### Requirements
Show only lines that include "JSON".

### Supplied records

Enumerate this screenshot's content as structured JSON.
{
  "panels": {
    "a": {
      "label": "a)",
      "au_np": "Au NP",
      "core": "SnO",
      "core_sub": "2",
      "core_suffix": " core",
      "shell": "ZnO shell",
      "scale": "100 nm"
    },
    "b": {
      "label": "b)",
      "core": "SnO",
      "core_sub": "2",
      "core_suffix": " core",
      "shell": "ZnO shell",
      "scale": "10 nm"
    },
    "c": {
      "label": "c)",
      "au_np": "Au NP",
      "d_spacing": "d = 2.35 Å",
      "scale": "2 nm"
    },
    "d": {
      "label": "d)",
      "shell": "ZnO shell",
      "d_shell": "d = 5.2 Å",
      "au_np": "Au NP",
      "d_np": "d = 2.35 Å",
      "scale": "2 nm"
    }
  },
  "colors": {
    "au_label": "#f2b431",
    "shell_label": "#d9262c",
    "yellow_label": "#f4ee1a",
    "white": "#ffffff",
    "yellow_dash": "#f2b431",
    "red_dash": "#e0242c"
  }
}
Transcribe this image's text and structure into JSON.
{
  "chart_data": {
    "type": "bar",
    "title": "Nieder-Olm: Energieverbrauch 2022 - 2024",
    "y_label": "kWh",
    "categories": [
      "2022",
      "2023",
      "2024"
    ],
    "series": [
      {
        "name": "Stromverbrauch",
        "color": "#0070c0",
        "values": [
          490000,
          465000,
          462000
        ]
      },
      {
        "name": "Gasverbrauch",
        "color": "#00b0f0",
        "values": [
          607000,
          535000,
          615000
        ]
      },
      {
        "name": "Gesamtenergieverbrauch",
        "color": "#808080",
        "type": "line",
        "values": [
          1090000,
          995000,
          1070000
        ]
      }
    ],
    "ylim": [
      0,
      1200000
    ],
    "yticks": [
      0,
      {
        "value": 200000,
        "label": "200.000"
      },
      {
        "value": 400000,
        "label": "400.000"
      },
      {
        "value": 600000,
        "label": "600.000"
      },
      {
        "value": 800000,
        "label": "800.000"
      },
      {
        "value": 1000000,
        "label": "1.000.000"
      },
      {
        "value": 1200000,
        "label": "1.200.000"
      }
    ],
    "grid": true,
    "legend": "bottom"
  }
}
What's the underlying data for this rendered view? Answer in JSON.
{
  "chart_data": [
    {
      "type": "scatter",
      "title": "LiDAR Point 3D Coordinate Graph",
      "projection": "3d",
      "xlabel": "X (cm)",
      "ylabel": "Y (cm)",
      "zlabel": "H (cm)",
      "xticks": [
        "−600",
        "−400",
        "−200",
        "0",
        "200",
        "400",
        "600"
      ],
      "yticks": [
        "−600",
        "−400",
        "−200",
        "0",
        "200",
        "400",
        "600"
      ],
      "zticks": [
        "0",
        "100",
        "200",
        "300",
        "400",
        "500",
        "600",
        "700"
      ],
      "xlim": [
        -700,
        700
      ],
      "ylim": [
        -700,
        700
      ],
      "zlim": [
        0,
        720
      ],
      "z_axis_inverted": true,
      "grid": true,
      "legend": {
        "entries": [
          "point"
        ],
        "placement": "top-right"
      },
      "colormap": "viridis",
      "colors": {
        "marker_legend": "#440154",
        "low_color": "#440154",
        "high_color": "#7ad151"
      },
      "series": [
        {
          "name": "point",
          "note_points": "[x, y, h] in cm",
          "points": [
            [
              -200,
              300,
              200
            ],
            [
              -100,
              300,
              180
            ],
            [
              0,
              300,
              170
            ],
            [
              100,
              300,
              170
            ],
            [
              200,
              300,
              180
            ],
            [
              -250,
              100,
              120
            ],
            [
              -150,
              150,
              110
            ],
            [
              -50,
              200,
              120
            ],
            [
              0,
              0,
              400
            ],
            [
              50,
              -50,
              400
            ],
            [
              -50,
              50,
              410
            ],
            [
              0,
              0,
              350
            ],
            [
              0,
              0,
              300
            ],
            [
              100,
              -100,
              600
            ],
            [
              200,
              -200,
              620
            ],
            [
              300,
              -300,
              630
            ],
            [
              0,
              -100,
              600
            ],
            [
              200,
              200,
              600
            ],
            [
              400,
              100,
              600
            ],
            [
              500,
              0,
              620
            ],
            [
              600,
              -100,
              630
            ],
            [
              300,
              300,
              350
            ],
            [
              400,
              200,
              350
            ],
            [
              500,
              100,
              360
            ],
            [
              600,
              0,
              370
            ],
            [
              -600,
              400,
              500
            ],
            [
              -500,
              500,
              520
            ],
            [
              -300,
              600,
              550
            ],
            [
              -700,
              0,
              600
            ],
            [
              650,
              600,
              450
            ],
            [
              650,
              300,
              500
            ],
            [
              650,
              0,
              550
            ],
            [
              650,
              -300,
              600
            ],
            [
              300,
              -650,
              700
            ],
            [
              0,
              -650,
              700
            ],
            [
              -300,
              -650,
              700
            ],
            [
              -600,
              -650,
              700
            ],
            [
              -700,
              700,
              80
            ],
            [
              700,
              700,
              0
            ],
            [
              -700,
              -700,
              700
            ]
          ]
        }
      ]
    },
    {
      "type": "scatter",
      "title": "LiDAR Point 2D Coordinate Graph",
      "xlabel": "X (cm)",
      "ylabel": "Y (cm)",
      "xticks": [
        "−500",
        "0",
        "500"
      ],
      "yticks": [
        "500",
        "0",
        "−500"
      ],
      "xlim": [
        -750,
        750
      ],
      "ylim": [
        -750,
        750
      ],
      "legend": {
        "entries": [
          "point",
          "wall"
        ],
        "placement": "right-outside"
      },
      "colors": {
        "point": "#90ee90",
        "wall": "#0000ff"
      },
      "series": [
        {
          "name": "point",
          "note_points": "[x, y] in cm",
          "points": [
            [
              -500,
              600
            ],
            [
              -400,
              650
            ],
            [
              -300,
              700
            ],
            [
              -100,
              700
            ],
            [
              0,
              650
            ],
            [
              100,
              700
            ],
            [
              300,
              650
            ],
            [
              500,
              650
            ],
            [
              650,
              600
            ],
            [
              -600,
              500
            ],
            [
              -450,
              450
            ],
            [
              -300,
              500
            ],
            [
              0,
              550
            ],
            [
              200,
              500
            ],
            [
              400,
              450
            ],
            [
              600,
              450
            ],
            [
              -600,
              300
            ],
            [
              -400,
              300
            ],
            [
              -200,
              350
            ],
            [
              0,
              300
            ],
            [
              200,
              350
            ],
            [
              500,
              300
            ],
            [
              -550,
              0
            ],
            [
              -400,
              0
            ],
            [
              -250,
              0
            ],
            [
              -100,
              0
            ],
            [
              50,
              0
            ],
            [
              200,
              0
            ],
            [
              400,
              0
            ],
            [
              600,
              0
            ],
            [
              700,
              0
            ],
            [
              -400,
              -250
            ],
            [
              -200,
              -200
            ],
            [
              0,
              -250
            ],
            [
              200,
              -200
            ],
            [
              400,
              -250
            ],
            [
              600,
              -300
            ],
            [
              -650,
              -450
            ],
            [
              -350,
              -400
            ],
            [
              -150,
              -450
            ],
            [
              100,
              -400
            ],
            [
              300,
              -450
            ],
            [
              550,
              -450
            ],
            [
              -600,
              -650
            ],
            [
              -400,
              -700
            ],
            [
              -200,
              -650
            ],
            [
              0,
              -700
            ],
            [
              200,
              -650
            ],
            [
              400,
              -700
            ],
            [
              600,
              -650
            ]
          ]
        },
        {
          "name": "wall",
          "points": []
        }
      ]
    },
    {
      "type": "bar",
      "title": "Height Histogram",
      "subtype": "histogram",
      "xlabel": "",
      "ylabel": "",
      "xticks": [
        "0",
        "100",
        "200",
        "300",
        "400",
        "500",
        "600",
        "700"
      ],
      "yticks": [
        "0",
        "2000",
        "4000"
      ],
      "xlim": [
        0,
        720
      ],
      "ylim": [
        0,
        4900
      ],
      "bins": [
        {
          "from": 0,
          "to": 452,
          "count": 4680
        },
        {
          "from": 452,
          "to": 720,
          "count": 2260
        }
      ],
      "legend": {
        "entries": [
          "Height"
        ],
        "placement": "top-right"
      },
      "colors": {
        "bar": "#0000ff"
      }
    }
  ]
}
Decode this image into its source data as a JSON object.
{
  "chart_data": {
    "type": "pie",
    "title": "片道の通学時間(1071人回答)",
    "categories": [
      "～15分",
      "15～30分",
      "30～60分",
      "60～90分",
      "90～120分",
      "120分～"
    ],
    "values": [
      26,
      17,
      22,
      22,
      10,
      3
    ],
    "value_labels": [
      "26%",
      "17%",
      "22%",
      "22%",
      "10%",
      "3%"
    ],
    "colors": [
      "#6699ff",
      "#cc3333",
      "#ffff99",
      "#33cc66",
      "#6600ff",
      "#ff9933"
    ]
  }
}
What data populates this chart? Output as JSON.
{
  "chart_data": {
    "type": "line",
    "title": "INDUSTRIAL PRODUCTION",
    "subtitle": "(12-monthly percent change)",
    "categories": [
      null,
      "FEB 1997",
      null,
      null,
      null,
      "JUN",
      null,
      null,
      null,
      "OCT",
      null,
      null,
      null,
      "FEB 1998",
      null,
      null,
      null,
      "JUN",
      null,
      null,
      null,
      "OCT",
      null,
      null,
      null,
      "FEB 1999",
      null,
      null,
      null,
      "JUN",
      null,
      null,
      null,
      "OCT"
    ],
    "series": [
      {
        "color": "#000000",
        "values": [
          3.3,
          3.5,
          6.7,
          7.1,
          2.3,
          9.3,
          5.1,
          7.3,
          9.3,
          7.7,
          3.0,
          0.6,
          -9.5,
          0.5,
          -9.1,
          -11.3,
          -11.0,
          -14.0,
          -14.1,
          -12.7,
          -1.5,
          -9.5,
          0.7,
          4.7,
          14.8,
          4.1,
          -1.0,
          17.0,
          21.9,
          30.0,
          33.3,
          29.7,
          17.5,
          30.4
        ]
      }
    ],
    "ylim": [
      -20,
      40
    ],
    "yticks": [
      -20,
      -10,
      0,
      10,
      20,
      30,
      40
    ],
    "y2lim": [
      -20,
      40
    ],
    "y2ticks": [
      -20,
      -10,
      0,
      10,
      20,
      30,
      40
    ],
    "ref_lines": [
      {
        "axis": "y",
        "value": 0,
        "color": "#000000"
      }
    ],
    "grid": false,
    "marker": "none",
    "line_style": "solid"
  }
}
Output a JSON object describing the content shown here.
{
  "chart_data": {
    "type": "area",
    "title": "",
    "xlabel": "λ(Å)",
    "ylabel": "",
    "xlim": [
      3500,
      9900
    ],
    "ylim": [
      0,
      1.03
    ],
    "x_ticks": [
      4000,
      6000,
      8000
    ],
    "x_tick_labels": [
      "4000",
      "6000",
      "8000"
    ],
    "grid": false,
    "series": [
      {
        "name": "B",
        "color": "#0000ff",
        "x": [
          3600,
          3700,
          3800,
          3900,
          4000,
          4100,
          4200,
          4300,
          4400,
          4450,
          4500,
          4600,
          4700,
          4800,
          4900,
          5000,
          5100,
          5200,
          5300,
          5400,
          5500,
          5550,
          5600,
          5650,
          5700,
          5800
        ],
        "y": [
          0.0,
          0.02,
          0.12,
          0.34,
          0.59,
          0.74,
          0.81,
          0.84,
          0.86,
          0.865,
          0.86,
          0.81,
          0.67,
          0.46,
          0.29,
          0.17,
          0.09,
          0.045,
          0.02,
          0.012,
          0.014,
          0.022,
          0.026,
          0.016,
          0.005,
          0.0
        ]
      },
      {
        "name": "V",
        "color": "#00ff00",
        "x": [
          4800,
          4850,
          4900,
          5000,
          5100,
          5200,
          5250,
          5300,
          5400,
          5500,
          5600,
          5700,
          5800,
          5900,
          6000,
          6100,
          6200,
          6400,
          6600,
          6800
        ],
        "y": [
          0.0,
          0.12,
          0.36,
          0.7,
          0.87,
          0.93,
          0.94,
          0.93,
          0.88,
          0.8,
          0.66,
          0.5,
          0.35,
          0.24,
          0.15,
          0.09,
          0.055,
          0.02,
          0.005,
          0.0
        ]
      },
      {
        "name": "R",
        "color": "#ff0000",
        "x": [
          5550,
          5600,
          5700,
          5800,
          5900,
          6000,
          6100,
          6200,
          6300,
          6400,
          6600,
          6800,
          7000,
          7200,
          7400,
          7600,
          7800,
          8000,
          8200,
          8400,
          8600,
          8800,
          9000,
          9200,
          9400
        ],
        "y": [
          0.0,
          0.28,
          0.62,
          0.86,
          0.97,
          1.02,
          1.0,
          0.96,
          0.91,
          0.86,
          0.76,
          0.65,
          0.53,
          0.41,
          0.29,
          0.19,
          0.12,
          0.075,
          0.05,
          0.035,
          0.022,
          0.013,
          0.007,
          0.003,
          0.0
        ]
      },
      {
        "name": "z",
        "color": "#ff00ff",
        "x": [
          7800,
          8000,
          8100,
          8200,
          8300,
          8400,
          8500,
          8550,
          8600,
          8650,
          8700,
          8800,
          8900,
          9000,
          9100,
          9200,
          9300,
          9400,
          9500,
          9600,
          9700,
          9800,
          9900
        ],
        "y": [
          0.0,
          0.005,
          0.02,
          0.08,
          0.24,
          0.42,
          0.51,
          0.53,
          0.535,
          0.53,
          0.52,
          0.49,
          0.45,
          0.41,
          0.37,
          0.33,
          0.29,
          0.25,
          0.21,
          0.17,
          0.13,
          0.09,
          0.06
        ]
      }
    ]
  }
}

### Answer to this task
Enumerate this screenshot's content as structured JSON.
Transcribe this image's text and structure into JSON.
What's the underlying data for this rendered view? Answer in JSON.
Decode this image into its source data as a JSON object.
What data populates this chart? Output as JSON.
Output a JSON object describing the content shown here.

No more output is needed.